EXERCISE INSTRUCTIONS:
Return each entry exactly, omitting nothing.

SUPPLIED ENTRIES:
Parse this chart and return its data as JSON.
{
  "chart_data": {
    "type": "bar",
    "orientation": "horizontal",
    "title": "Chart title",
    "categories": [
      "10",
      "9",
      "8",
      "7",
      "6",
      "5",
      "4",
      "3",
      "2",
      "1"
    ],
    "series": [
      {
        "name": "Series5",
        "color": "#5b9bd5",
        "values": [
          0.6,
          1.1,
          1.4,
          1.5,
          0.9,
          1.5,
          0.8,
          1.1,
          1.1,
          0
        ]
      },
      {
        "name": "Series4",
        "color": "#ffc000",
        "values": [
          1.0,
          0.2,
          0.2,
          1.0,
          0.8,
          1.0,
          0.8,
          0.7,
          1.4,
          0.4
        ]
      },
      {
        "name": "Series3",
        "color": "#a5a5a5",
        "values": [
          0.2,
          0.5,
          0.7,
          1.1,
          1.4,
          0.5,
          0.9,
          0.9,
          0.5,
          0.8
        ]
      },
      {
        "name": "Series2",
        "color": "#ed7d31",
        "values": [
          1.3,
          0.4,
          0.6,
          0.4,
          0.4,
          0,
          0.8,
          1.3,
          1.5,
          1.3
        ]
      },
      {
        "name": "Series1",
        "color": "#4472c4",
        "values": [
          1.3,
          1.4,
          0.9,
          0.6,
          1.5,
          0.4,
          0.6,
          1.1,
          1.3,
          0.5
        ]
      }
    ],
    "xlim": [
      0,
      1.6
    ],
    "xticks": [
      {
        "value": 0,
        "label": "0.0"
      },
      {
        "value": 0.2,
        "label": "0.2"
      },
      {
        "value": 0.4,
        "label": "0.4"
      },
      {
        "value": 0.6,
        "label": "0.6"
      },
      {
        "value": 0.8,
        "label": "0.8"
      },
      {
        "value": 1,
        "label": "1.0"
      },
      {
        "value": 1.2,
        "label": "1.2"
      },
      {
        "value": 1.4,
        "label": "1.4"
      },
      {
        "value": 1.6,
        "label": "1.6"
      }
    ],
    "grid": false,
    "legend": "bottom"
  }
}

THE COMPLETED TASK:
Parse this chart and return its data as JSON.
{
  "chart_data": {
    "type": "bar",
    "orientation": "horizontal",
    "title": "Chart title",
    "categories": [
      "10",
      "9",
      "8",
      "7",
      "6",
      "5",
      "4",
      "3",
      "2",
      "1"
    ],
    "series": [
      {
        "name": "Series5",
        "color": "#5b9bd5",
        "values": [
          0.6,
          1.1,
          1.4,
          1.5,
          0.9,
          1.5,
          0.8,
          1.1,
          1.1,
          0
        ]
      },
      {
        "name": "Series4",
        "color": "#ffc000",
        "values": [
          1.0,
          0.2,
          0.2,
          1.0,
          0.8,
          1.0,
          0.8,
          0.7,
          1.4,
          0.4
        ]
      },
      {
        "name": "Series3",
        "color": "#a5a5a5",
        "values": [
          0.2,
          0.5,
          0.7,
          1.1,
          1.4,
          0.5,
          0.9,
          0.9,
          0.5,
          0.8
        ]
      },
      {
        "name": "Series2",
        "color": "#ed7d31",
        "values": [
          1.3,
          0.4,
          0.6,
          0.4,
          0.4,
          0,
          0.8,
          1.3,
          1.5,
          1.3
        ]
      },
      {
        "name": "Series1",
        "color": "#4472c4",
        "values": [
          1.3,
          1.4,
          0.9,
          0.6,
          1.5,
          0.4,
          0.6,
          1.1,
          1.3,
          0.5
        ]
      }
    ],
    "xlim": [
      0,
      1.6
    ],
    "xticks": [
      {
        "value": 0,
        "label": "0.0"
      },
      {
        "value": 0.2,
        "label": "0.2"
      },
      {
        "value": 0.4,
        "label": "0.4"
      },
      {
        "value": 0.6,
        "label": "0.6"
      },
      {
        "value": 0.8,
        "label": "0.8"
      },
      {
        "value": 1,
        "label": "1.0"
      },
      {
        "value": 1.2,
        "label": "1.2"
      },
      {
        "value": 1.4,
        "label": "1.4"
      },
      {
        "value": 1.6,
        "label": "1.6"
      }
    ],
    "grid": false,
    "legend": "bottom"
  }
}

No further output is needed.